Direction
All entries must be repeated exactly; do not include the pictures.

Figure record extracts
━━━

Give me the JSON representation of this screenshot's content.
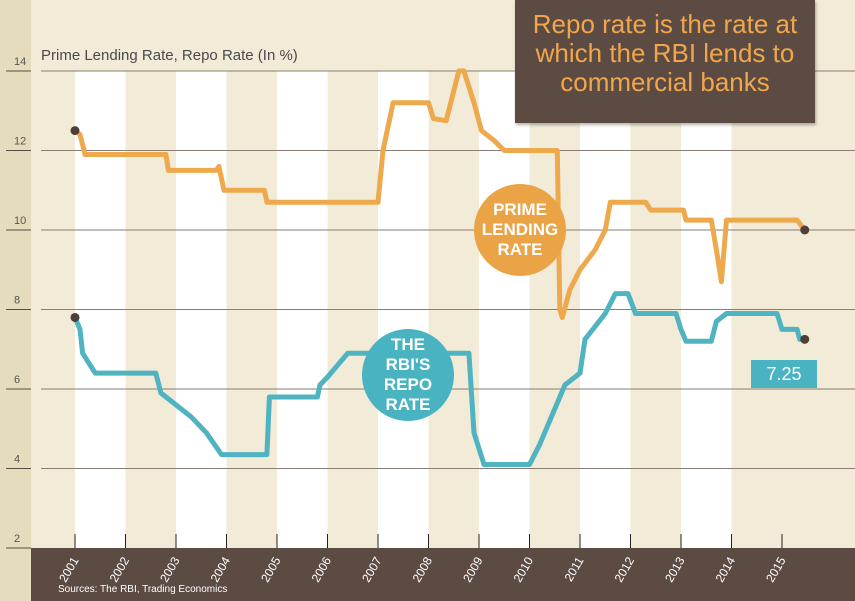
{
  "title_box": {
    "text": "Repo rate is the rate at which the RBI lends to commercial banks"
  },
  "chart_data": {
    "type": "line",
    "ylabel": "Prime Lending Rate, Repo Rate (In %)",
    "ylim": [
      2,
      14
    ],
    "yticks": [
      2,
      4,
      6,
      8,
      10,
      12,
      14
    ],
    "xlim": [
      2000.4,
      2016.5
    ],
    "xticks": [
      "2001",
      "2002",
      "2003",
      "2004",
      "2005",
      "2006",
      "2007",
      "2008",
      "2009",
      "2010",
      "2011",
      "2012",
      "2013",
      "2014",
      "2015"
    ],
    "grid": true,
    "series": [
      {
        "name": "PRIME LENDING RATE",
        "color": "#eea94c",
        "points": [
          [
            2001.0,
            12.5
          ],
          [
            2001.1,
            12.4
          ],
          [
            2001.2,
            11.9
          ],
          [
            2002.8,
            11.9
          ],
          [
            2002.85,
            11.5
          ],
          [
            2003.8,
            11.5
          ],
          [
            2003.85,
            11.6
          ],
          [
            2003.95,
            11.0
          ],
          [
            2004.75,
            11.0
          ],
          [
            2004.8,
            10.7
          ],
          [
            2007.0,
            10.7
          ],
          [
            2007.1,
            12.0
          ],
          [
            2007.3,
            13.2
          ],
          [
            2008.0,
            13.2
          ],
          [
            2008.1,
            12.8
          ],
          [
            2008.35,
            12.75
          ],
          [
            2008.6,
            14.0
          ],
          [
            2008.7,
            14.0
          ],
          [
            2008.9,
            13.2
          ],
          [
            2009.05,
            12.5
          ],
          [
            2009.3,
            12.25
          ],
          [
            2009.5,
            12.0
          ],
          [
            2010.55,
            12.0
          ],
          [
            2010.6,
            8.0
          ],
          [
            2010.65,
            7.8
          ],
          [
            2010.8,
            8.5
          ],
          [
            2011.0,
            9.0
          ],
          [
            2011.3,
            9.5
          ],
          [
            2011.5,
            10.0
          ],
          [
            2011.6,
            10.7
          ],
          [
            2012.3,
            10.7
          ],
          [
            2012.4,
            10.5
          ],
          [
            2013.05,
            10.5
          ],
          [
            2013.1,
            10.25
          ],
          [
            2013.6,
            10.25
          ],
          [
            2013.7,
            9.5
          ],
          [
            2013.8,
            8.7
          ],
          [
            2013.9,
            10.25
          ],
          [
            2015.3,
            10.25
          ],
          [
            2015.45,
            10.0
          ]
        ]
      },
      {
        "name": "THE RBI'S REPO RATE",
        "color": "#4fb3c1",
        "points": [
          [
            2001.0,
            7.8
          ],
          [
            2001.1,
            7.5
          ],
          [
            2001.15,
            6.9
          ],
          [
            2001.4,
            6.4
          ],
          [
            2002.6,
            6.4
          ],
          [
            2002.7,
            5.9
          ],
          [
            2003.0,
            5.6
          ],
          [
            2003.3,
            5.3
          ],
          [
            2003.6,
            4.9
          ],
          [
            2003.9,
            4.35
          ],
          [
            2004.8,
            4.35
          ],
          [
            2004.85,
            5.8
          ],
          [
            2005.8,
            5.8
          ],
          [
            2005.85,
            6.1
          ],
          [
            2006.0,
            6.3
          ],
          [
            2006.4,
            6.9
          ],
          [
            2008.8,
            6.9
          ],
          [
            2008.9,
            4.9
          ],
          [
            2009.1,
            4.1
          ],
          [
            2010.0,
            4.1
          ],
          [
            2010.2,
            4.6
          ],
          [
            2010.5,
            5.5
          ],
          [
            2010.7,
            6.1
          ],
          [
            2011.0,
            6.4
          ],
          [
            2011.1,
            7.25
          ],
          [
            2011.5,
            7.9
          ],
          [
            2011.7,
            8.4
          ],
          [
            2011.95,
            8.4
          ],
          [
            2012.1,
            7.9
          ],
          [
            2012.9,
            7.9
          ],
          [
            2013.0,
            7.5
          ],
          [
            2013.1,
            7.2
          ],
          [
            2013.6,
            7.2
          ],
          [
            2013.7,
            7.7
          ],
          [
            2013.9,
            7.9
          ],
          [
            2014.9,
            7.9
          ],
          [
            2015.0,
            7.5
          ],
          [
            2015.3,
            7.5
          ],
          [
            2015.35,
            7.25
          ],
          [
            2015.45,
            7.25
          ]
        ]
      }
    ],
    "annotations": {
      "plr_bubble": "PRIME LENDING RATE",
      "repo_bubble": "THE RBI'S REPO RATE",
      "last_value": "7.25"
    },
    "source": "Sources: The RBI, Trading Economics"
  },
  "colors": {
    "background": "#f1ebd7",
    "band": "#5c4b43",
    "accent": "#f2a64c"
  }
}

━━━

Output for this task
Give me the JSON representation of this screenshot's content.
{
  "title_box": {
    "text": "Repo rate is the rate at which the RBI lends to commercial banks"
  },
  "chart_data": {
    "type": "line",
    "ylabel": "Prime Lending Rate, Repo Rate (In %)",
    "ylim": [
      2,
      14
    ],
    "yticks": [
      2,
      4,
      6,
      8,
      10,
      12,
      14
    ],
    "xlim": [
      2000.4,
      2016.5
    ],
    "xticks": [
      "2001",
      "2002",
      "2003",
      "2004",
      "2005",
      "2006",
      "2007",
      "2008",
      "2009",
      "2010",
      "2011",
      "2012",
      "2013",
      "2014",
      "2015"
    ],
    "grid": true,
    "series": [
      {
        "name": "PRIME LENDING RATE",
        "color": "#eea94c",
        "points": [
          [
            2001.0,
            12.5
          ],
          [
            2001.1,
            12.4
          ],
          [
            2001.2,
            11.9
          ],
          [
            2002.8,
            11.9
          ],
          [
            2002.85,
            11.5
          ],
          [
            2003.8,
            11.5
          ],
          [
            2003.85,
            11.6
          ],
          [
            2003.95,
            11.0
          ],
          [
            2004.75,
            11.0
          ],
          [
            2004.8,
            10.7
          ],
          [
            2007.0,
            10.7
          ],
          [
            2007.1,
            12.0
          ],
          [
            2007.3,
            13.2
          ],
          [
            2008.0,
            13.2
          ],
          [
            2008.1,
            12.8
          ],
          [
            2008.35,
            12.75
          ],
          [
            2008.6,
            14.0
          ],
          [
            2008.7,
            14.0
          ],
          [
            2008.9,
            13.2
          ],
          [
            2009.05,
            12.5
          ],
          [
            2009.3,
            12.25
          ],
          [
            2009.5,
            12.0
          ],
          [
            2010.55,
            12.0
          ],
          [
            2010.6,
            8.0
          ],
          [
            2010.65,
            7.8
          ],
          [
            2010.8,
            8.5
          ],
          [
            2011.0,
            9.0
          ],
          [
            2011.3,
            9.5
          ],
          [
            2011.5,
            10.0
          ],
          [
            2011.6,
            10.7
          ],
          [
            2012.3,
            10.7
          ],
          [
            2012.4,
            10.5
          ],
          [
            2013.05,
            10.5
          ],
          [
            2013.1,
            10.25
          ],
          [
            2013.6,
            10.25
          ],
          [
            2013.7,
            9.5
          ],
          [
            2013.8,
            8.7
          ],
          [
            2013.9,
            10.25
          ],
          [
            2015.3,
            10.25
          ],
          [
            2015.45,
            10.0
          ]
        ]
      },
      {
        "name": "THE RBI'S REPO RATE",
        "color": "#4fb3c1",
        "points": [
          [
            2001.0,
            7.8
          ],
          [
            2001.1,
            7.5
          ],
          [
            2001.15,
            6.9
          ],
          [
            2001.4,
            6.4
          ],
          [
            2002.6,
            6.4
          ],
          [
            2002.7,
            5.9
          ],
          [
            2003.0,
            5.6
          ],
          [
            2003.3,
            5.3
          ],
          [
            2003.6,
            4.9
          ],
          [
            2003.9,
            4.35
          ],
          [
            2004.8,
            4.35
          ],
          [
            2004.85,
            5.8
          ],
          [
            2005.8,
            5.8
          ],
          [
            2005.85,
            6.1
          ],
          [
            2006.0,
            6.3
          ],
          [
            2006.4,
            6.9
          ],
          [
            2008.8,
            6.9
          ],
          [
            2008.9,
            4.9
          ],
          [
            2009.1,
            4.1
          ],
          [
            2010.0,
            4.1
          ],
          [
            2010.2,
            4.6
          ],
          [
            2010.5,
            5.5
          ],
          [
            2010.7,
            6.1
          ],
          [
            2011.0,
            6.4
          ],
          [
            2011.1,
            7.25
          ],
          [
            2011.5,
            7.9
          ],
          [
            2011.7,
            8.4
          ],
          [
            2011.95,
            8.4
          ],
          [
            2012.1,
            7.9
          ],
          [
            2012.9,
            7.9
          ],
          [
            2013.0,
            7.5
          ],
          [
            2013.1,
            7.2
          ],
          [
            2013.6,
            7.2
          ],
          [
            2013.7,
            7.7
          ],
          [
            2013.9,
            7.9
          ],
          [
            2014.9,
            7.9
          ],
          [
            2015.0,
            7.5
          ],
          [
            2015.3,
            7.5
          ],
          [
            2015.35,
            7.25
          ],
          [
            2015.45,
            7.25
          ]
        ]
      }
    ],
    "annotations": {
      "plr_bubble": "PRIME LENDING RATE",
      "repo_bubble": "THE RBI'S REPO RATE",
      "last_value": "7.25"
    },
    "source": "Sources: The RBI, Trading Economics"
  },
  "colors": {
    "background": "#f1ebd7",
    "band": "#5c4b43",
    "accent": "#f2a64c"
  }
}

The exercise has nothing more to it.